PROVIDED DATA
-------------------------

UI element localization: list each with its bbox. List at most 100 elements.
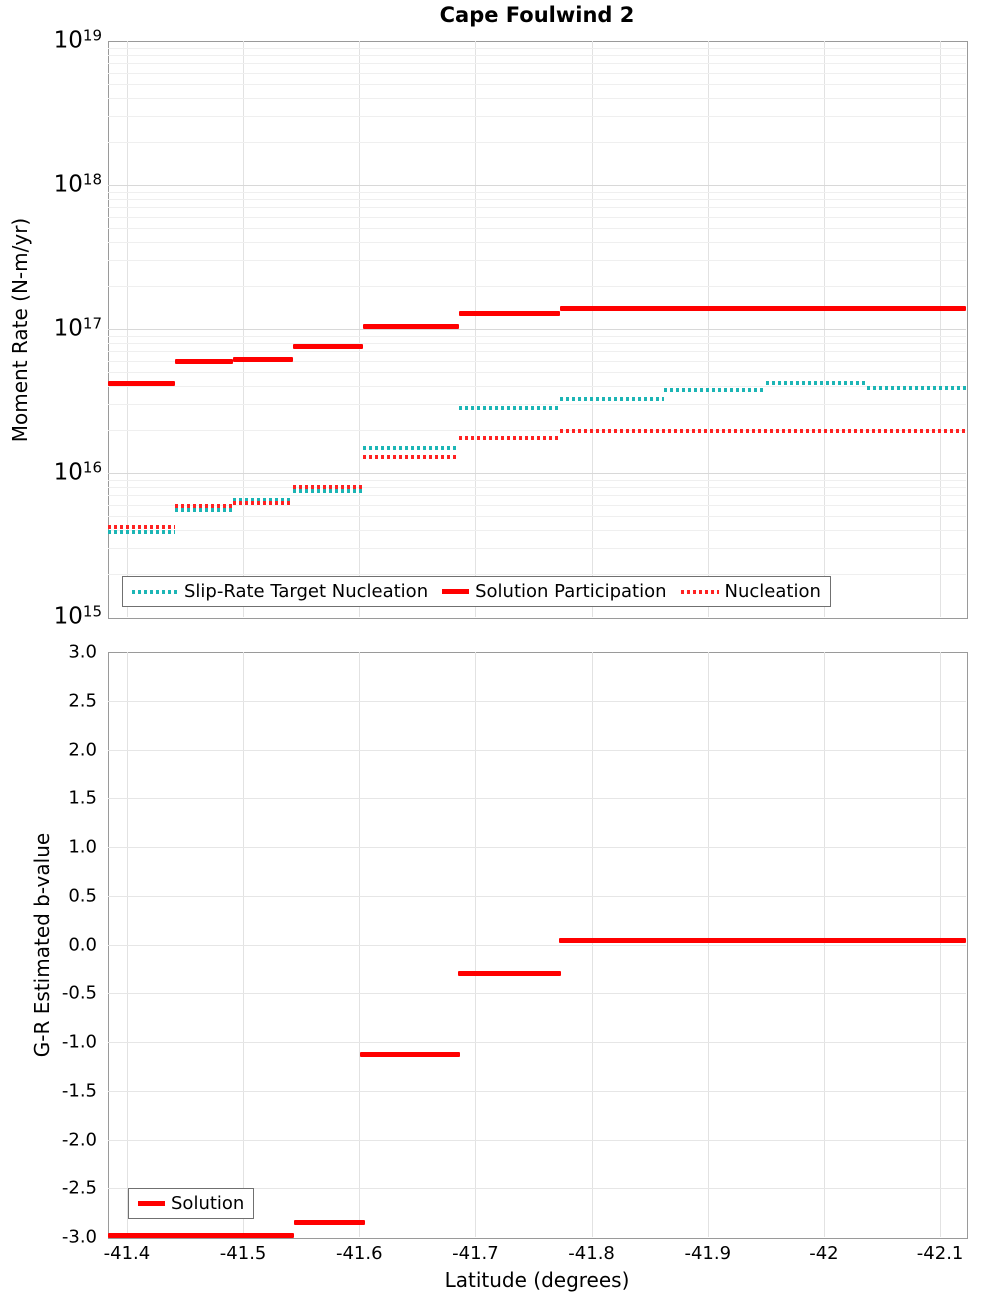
y-tick-label: 1.0: [68, 836, 97, 858]
y-gridline: [108, 1139, 966, 1141]
y-gridline-minor: [108, 530, 966, 532]
y-tick-label: 1015: [53, 602, 102, 630]
y-tick-label: 1019: [53, 26, 102, 54]
y-axis-label-bvalue: G-R Estimated b-value: [30, 832, 54, 1058]
series-segment-nucleation: [560, 429, 966, 434]
legend-entry-slip-rate-target: Slip-Rate Target Nucleation: [132, 581, 428, 602]
y-gridline-minor: [108, 228, 966, 230]
moment-rate-legend: Slip-Rate Target Nucleation Solution Par…: [122, 576, 831, 607]
y-gridline-minor: [108, 216, 966, 218]
series-segment-solution-participation: [174, 359, 233, 365]
y-gridline-minor: [108, 63, 966, 65]
series-segment-solution: [108, 1232, 295, 1238]
x-tick-label: -42: [809, 1243, 839, 1264]
series-segment-solution: [458, 971, 562, 977]
moment-rate-plot-area: [108, 41, 968, 619]
series-segment-slip-rate-target-nucleation: [765, 381, 867, 386]
series-segment-nucleation: [232, 500, 294, 505]
series-segment-solution-participation: [108, 380, 175, 386]
y-gridline-minor: [108, 504, 966, 506]
series-segment-slip-rate-target-nucleation: [108, 529, 175, 534]
y-gridline: [108, 749, 966, 751]
y-gridline-minor: [108, 260, 966, 262]
y-gridline-minor: [108, 386, 966, 388]
y-gridline-minor: [108, 404, 966, 406]
y-gridline-minor: [108, 495, 966, 497]
y-gridline: [108, 895, 966, 897]
series-segment-nucleation: [293, 484, 363, 489]
series-segment-slip-rate-target-nucleation: [293, 488, 363, 493]
y-gridline-minor: [108, 360, 966, 362]
y-tick-label: 3.0: [68, 641, 97, 663]
y-tick-label: -1.5: [61, 1080, 97, 1102]
y-tick-label: 2.0: [68, 739, 97, 760]
y-gridline: [108, 847, 966, 848]
legend-label: Slip-Rate Target Nucleation: [184, 581, 429, 602]
y-gridline-minor: [108, 198, 966, 200]
legend-entry-solution-participation: Solution Participation: [442, 581, 667, 602]
x-tick-label: -41.8: [568, 1243, 615, 1264]
y-tick-label: 1.5: [68, 787, 97, 809]
y-gridline: [108, 700, 966, 702]
y-gridline-minor: [108, 429, 966, 431]
series-segment-slip-rate-target-nucleation: [560, 397, 664, 402]
y-gridline-minor: [108, 242, 966, 244]
y-gridline-minor: [108, 516, 966, 518]
y-gridline-minor: [108, 191, 966, 193]
x-tick-label: -41.6: [335, 1243, 383, 1264]
teal-dotted-line-swatch-icon: [132, 589, 178, 594]
y-gridline-minor: [108, 335, 966, 337]
y-gridline-minor: [108, 72, 966, 74]
y-gridline-minor: [108, 84, 966, 86]
y-gridline-minor: [108, 351, 966, 353]
y-axis-label-moment-rate: Moment Rate (N-m/yr): [8, 217, 32, 443]
y-gridline-minor: [108, 372, 966, 374]
series-segment-nucleation: [459, 435, 561, 440]
y-gridline: [108, 1188, 966, 1190]
y-gridline-minor: [108, 486, 966, 488]
y-tick-label: 1018: [53, 170, 102, 198]
bvalue-legend: Solution: [128, 1188, 255, 1219]
series-segment-solution-participation: [362, 324, 460, 330]
y-gridline-minor: [108, 342, 966, 344]
series-segment-solution-participation: [459, 310, 561, 316]
y-tick-label: -1.0: [61, 1031, 97, 1053]
legend-label: Solution Participation: [475, 581, 667, 602]
series-segment-solution-participation: [560, 306, 966, 312]
y-gridline-minor: [108, 573, 966, 575]
x-tick-label: -41.9: [684, 1243, 732, 1264]
series-segment-solution-participation: [293, 344, 363, 350]
y-tick-label: 2.5: [68, 690, 97, 712]
y-tick-label: -2.5: [61, 1177, 97, 1199]
y-tick-label: 1016: [53, 458, 102, 486]
y-gridline-minor: [108, 479, 966, 481]
y-gridline: [108, 993, 966, 995]
y-gridline-major: [108, 185, 966, 186]
y-tick-label: 1017: [53, 314, 102, 342]
red-solid-line-swatch-icon: [442, 589, 470, 594]
x-tick-label: -41.5: [219, 1243, 267, 1264]
series-segment-solution: [360, 1052, 461, 1058]
series-segment-solution-participation: [232, 357, 294, 363]
y-tick-label: -3.0: [61, 1226, 97, 1248]
y-gridline: [108, 1042, 966, 1043]
legend-label: Nucleation: [724, 581, 821, 602]
y-tick-label: -2.0: [61, 1129, 97, 1150]
y-gridline-major: [108, 473, 966, 474]
x-axis-label-latitude: Latitude (degrees): [444, 1268, 630, 1292]
y-gridline-minor: [108, 54, 966, 56]
series-segment-slip-rate-target-nucleation: [663, 387, 766, 392]
series-segment-slip-rate-target-nucleation: [866, 385, 966, 390]
x-tick-label: -41.7: [452, 1243, 499, 1264]
series-segment-solution: [559, 938, 966, 944]
series-segment-nucleation: [108, 525, 175, 530]
legend-entry-solution: Solution: [138, 1193, 244, 1214]
y-gridline-minor: [108, 548, 966, 550]
red-dotted-line-swatch-icon: [680, 589, 719, 594]
chart-title: Cape Foulwind 2: [439, 3, 635, 27]
legend-entry-nucleation: Nucleation: [680, 581, 821, 602]
y-gridline: [108, 944, 966, 946]
series-segment-slip-rate-target-nucleation: [459, 405, 561, 410]
y-gridline-minor: [108, 141, 966, 143]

-------------------------

GIVEN PROBLEM
Output the lines above as a Markdown table with two columns, Row and Line, giving each line its own numbered row. Skip any blank lines and leave the pictures out.

SOLUTION
| Row | Line |
|---|---|
| 1 | UI element localization: list each with its bbox. List at most 100 elements. |
| 2 | y-tick-label: 1.0: [68, 836, 97, 858] |
| 3 | y-gridline: [108, 1139, 966, 1141] |
| 4 | y-gridline-minor: [108, 530, 966, 532] |
| 5 | y-tick-label: 1015: [53, 602, 102, 630] |
| 6 | y-tick-label: 1019: [53, 26, 102, 54] |
| 7 | y-axis-label-bvalue: G-R Estimated b-value: [30, 832, 54, 1058] |
| 8 | series-segment-nucleation: [560, 429, 966, 434] |
| 9 | legend-entry-slip-rate-target: Slip-Rate Target Nucleation: [132, 581, 428, 602] |
| 10 | y-gridline-minor: [108, 228, 966, 230] |
| 11 | moment-rate-legend: Slip-Rate Target Nucleation Solution Par…: [122, 576, 831, 607] |
| 12 | y-gridline-minor: [108, 216, 966, 218] |
| 13 | series-segment-solution-participation: [174, 359, 233, 365] |
| 14 | y-gridline-minor: [108, 63, 966, 65] |
| 15 | series-segment-solution: [108, 1232, 295, 1238] |
| 16 | x-tick-label: -42: [809, 1243, 839, 1264] |
| 17 | series-segment-solution: [458, 971, 562, 977] |
| 18 | moment-rate-plot-area: [108, 41, 968, 619] |
| 19 | series-segment-slip-rate-target-nucleation: [765, 381, 867, 386] |
| 20 | series-segment-nucleation: [232, 500, 294, 505] |
| 21 | series-segment-solution-participation: [108, 380, 175, 386] |
| 22 | y-gridline-minor: [108, 504, 966, 506] |
| 23 | series-segment-slip-rate-target-nucleation: [108, 529, 175, 534] |
| 24 | y-gridline: [108, 749, 966, 751] |
| 25 | y-gridline-minor: [108, 260, 966, 262] |
| 26 | y-gridline-minor: [108, 386, 966, 388] |
| 27 | y-gridline-minor: [108, 404, 966, 406] |
| 28 | y-gridline-minor: [108, 495, 966, 497] |
| 29 | y-gridline: [108, 895, 966, 897] |
| 30 | series-segment-nucleation: [293, 484, 363, 489] |
| 31 | series-segment-slip-rate-target-nucleation: [293, 488, 363, 493] |
| 32 | y-gridline-minor: [108, 360, 966, 362] |
| 33 | y-tick-label: 3.0: [68, 641, 97, 663] |
| 34 | y-tick-label: -1.5: [61, 1080, 97, 1102] |
| 35 | y-tick-label: 2.0: [68, 739, 97, 760] |
| 36 | y-gridline: [108, 847, 966, 848] |
| 37 | legend-label: Slip-Rate Target Nucleation: [184, 581, 429, 602] |
| 38 | y-gridline-minor: [108, 198, 966, 200] |
| 39 | legend-entry-solution-participation: Solution Participation: [442, 581, 667, 602] |
| 40 | x-tick-label: -41.8: [568, 1243, 615, 1264] |
| 41 | y-tick-label: 1.5: [68, 787, 97, 809] |
| 42 | y-gridline: [108, 700, 966, 702] |
| 43 | y-gridline-minor: [108, 429, 966, 431] |
| 44 | series-segment-slip-rate-target-nucleation: [560, 397, 664, 402] |
| 45 | y-gridline-minor: [108, 242, 966, 244] |
| 46 | y-gridline-minor: [108, 516, 966, 518] |
| 47 | y-gridline-minor: [108, 191, 966, 193] |
| 48 | x-tick-label: -41.6: [335, 1243, 383, 1264] |
| 49 | teal-dotted-line-swatch-icon: [132, 589, 178, 594] |
| 50 | y-gridline-minor: [108, 335, 966, 337] |
| 51 | y-gridline-minor: [108, 72, 966, 74] |
| 52 | y-gridline-minor: [108, 84, 966, 86] |
| 53 | y-gridline-minor: [108, 351, 966, 353] |
| 54 | y-axis-label-moment-rate: Moment Rate (N-m/yr): [8, 217, 32, 443] |
| 55 | y-gridline-minor: [108, 372, 966, 374] |
| 56 | series-segment-nucleation: [459, 435, 561, 440] |
| 57 | y-gridline: [108, 1188, 966, 1190] |
| 58 | y-gridline-minor: [108, 486, 966, 488] |
| 59 | y-tick-label: 1018: [53, 170, 102, 198] |
| 60 | bvalue-legend: Solution: [128, 1188, 255, 1219] |
| 61 | series-segment-solution-participation: [362, 324, 460, 330] |
| 62 | y-gridline-minor: [108, 342, 966, 344] |
| 63 | series-segment-solution-participation: [459, 310, 561, 316] |
| 64 | y-tick-label: -1.0: [61, 1031, 97, 1053] |
| 65 | legend-label: Solution Participation: [475, 581, 667, 602] |
| 66 | series-segment-solution-participation: [560, 306, 966, 312] |
| 67 | y-gridline-minor: [108, 573, 966, 575] |
| 68 | x-tick-label: -41.9: [684, 1243, 732, 1264] |
| 69 | series-segment-solution-participation: [293, 344, 363, 350] |
| 70 | y-tick-label: 2.5: [68, 690, 97, 712] |
| 71 | y-tick-label: -2.5: [61, 1177, 97, 1199] |
| 72 | y-tick-label: 1016: [53, 458, 102, 486] |
| 73 | y-gridline-minor: [108, 479, 966, 481] |
| 74 | y-gridline: [108, 993, 966, 995] |
| 75 | y-gridline-major: [108, 185, 966, 186] |
| 76 | y-tick-label: 1017: [53, 314, 102, 342] |
| 77 | red-solid-line-swatch-icon: [442, 589, 470, 594] |
| 78 | x-tick-label: -41.5: [219, 1243, 267, 1264] |
| 79 | series-segment-solution: [360, 1052, 461, 1058] |
| 80 | series-segment-solution-participation: [232, 357, 294, 363] |
| 81 | y-tick-label: -3.0: [61, 1226, 97, 1248] |
| 82 | y-gridline: [108, 1042, 966, 1043] |
| 83 | legend-label: Nucleation: [724, 581, 821, 602] |
| 84 | y-tick-label: -2.0: [61, 1129, 97, 1150] |
| 85 | y-gridline-major: [108, 473, 966, 474] |
| 86 | x-axis-label-latitude: Latitude (degrees): [444, 1268, 630, 1292] |
| 87 | y-gridline-minor: [108, 54, 966, 56] |
| 88 | series-segment-slip-rate-target-nucleation: [663, 387, 766, 392] |
| 89 | series-segment-slip-rate-target-nucleation: [866, 385, 966, 390] |
| 90 | x-tick-label: -41.7: [452, 1243, 499, 1264] |
| 91 | series-segment-solution: [559, 938, 966, 944] |
| 92 | series-segment-nucleation: [108, 525, 175, 530] |
| 93 | legend-entry-solution: Solution: [138, 1193, 244, 1214] |
| 94 | y-gridline-minor: [108, 548, 966, 550] |
| 95 | red-dotted-line-swatch-icon: [680, 589, 719, 594] |
| 96 | chart-title: Cape Foulwind 2: [439, 3, 635, 27] |
| 97 | legend-entry-nucleation: Nucleation: [680, 581, 821, 602] |
| 98 | y-gridline: [108, 944, 966, 946] |
| 99 | series-segment-slip-rate-target-nucleation: [459, 405, 561, 410] |
| 100 | y-gridline-minor: [108, 141, 966, 143] |